Exercise instructions ▸ Exactly reproduce the lines from the line containing "Give me the" to the end of the data below, inclusive, and nothing else.

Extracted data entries
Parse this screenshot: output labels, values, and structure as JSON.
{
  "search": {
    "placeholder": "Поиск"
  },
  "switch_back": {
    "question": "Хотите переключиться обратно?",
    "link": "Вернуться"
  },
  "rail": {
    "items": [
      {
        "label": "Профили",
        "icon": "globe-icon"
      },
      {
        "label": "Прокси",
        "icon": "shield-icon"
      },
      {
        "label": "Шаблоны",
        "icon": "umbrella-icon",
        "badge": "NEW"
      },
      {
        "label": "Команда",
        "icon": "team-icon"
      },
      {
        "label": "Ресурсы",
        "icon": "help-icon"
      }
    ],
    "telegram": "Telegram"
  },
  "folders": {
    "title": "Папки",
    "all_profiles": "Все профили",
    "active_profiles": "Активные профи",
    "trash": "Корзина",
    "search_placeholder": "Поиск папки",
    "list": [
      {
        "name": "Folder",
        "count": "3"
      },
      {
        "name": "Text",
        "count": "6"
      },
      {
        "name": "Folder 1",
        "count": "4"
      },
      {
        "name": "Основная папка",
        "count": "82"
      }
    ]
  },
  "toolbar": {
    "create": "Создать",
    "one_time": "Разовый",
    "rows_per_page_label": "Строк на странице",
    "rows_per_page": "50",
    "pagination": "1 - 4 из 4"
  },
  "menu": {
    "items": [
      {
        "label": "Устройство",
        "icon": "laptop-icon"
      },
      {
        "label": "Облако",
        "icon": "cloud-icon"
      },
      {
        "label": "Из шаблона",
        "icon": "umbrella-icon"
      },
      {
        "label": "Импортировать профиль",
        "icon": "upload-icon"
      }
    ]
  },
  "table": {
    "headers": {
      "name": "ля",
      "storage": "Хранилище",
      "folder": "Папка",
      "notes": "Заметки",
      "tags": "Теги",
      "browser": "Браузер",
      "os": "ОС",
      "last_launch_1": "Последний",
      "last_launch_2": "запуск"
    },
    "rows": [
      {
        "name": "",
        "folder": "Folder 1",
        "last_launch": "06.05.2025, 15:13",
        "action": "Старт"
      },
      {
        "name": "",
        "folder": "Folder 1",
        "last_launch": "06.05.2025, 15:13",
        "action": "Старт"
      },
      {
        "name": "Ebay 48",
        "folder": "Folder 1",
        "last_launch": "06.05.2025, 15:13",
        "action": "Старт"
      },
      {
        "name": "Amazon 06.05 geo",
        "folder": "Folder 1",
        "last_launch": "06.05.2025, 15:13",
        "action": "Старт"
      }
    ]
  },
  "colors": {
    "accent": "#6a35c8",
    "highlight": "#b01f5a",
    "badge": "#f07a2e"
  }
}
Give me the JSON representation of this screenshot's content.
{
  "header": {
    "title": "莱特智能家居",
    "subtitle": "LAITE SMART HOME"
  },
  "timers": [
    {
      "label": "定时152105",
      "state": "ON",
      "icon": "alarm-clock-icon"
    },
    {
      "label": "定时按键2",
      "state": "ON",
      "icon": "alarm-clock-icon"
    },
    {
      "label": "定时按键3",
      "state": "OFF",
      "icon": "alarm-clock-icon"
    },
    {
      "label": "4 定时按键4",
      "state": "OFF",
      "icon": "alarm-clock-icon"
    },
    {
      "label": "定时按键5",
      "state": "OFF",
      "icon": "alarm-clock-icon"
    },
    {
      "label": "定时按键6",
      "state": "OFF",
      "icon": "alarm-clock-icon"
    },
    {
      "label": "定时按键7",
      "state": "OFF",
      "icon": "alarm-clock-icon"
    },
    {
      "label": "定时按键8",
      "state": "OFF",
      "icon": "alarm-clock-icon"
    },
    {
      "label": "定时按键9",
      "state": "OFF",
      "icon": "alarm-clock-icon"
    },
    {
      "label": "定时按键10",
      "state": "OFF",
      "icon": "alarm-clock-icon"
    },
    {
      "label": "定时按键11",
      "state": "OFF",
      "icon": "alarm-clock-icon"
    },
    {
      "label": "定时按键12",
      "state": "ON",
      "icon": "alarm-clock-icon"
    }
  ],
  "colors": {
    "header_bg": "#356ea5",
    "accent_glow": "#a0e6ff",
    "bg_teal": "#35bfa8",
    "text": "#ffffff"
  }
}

Final answer ▸
Give me the JSON representation of this screenshot's content.
{
  "header": {
    "title": "莱特智能家居",
    "subtitle": "LAITE SMART HOME"
  },
  "timers": [
    {
      "label": "定时152105",
      "state": "ON",
      "icon": "alarm-clock-icon"
    },
    {
      "label": "定时按键2",
      "state": "ON",
      "icon": "alarm-clock-icon"
    },
    {
      "label": "定时按键3",
      "state": "OFF",
      "icon": "alarm-clock-icon"
    },
    {
      "label": "4 定时按键4",
      "state": "OFF",
      "icon": "alarm-clock-icon"
    },
    {
      "label": "定时按键5",
      "state": "OFF",
      "icon": "alarm-clock-icon"
    },
    {
      "label": "定时按键6",
      "state": "OFF",
      "icon": "alarm-clock-icon"
    },
    {
      "label": "定时按键7",
      "state": "OFF",
      "icon": "alarm-clock-icon"
    },
    {
      "label": "定时按键8",
      "state": "OFF",
      "icon": "alarm-clock-icon"
    },
    {
      "label": "定时按键9",
      "state": "OFF",
      "icon": "alarm-clock-icon"
    },
    {
      "label": "定时按键10",
      "state": "OFF",
      "icon": "alarm-clock-icon"
    },
    {
      "label": "定时按键11",
      "state": "OFF",
      "icon": "alarm-clock-icon"
    },
    {
      "label": "定时按键12",
      "state": "ON",
      "icon": "alarm-clock-icon"
    }
  ],
  "colors": {
    "header_bg": "#356ea5",
    "accent_glow": "#a0e6ff",
    "bg_teal": "#35bfa8",
    "text": "#ffffff"
  }
}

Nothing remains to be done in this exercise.